▶ Task to complete:
What is the number of lines holding the word "name"? Give that number alone.

(Data tied to figure images)
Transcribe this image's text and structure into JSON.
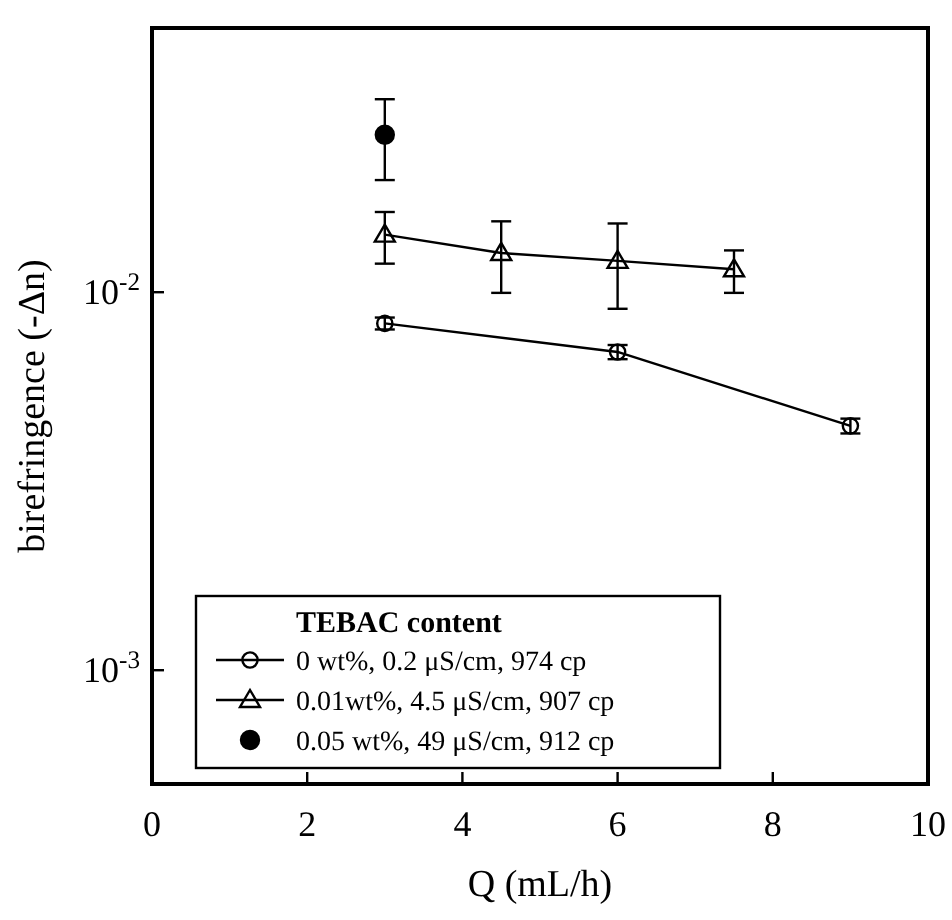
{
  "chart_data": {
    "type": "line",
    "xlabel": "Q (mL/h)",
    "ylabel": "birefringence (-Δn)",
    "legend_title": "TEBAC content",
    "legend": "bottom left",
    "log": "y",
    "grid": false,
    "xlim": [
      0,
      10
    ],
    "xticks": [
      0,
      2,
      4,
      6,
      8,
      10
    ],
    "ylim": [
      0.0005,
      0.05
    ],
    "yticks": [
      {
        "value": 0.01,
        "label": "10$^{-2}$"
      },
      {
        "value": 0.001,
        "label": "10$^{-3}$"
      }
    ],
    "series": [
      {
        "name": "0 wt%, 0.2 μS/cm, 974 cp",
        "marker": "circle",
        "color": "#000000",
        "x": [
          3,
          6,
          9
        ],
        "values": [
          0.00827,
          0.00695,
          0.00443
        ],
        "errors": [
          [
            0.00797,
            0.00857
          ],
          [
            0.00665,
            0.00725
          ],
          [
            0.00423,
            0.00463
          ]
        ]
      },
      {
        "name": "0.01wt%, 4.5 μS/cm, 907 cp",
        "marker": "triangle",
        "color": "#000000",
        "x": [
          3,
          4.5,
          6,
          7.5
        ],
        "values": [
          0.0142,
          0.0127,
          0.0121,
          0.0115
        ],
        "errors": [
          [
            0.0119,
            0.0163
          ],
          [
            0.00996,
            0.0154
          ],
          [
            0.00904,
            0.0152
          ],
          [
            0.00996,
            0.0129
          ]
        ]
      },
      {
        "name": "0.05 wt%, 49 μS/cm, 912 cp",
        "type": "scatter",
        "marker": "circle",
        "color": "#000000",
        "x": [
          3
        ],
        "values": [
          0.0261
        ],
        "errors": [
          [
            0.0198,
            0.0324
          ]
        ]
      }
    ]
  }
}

▶ Correct result:
3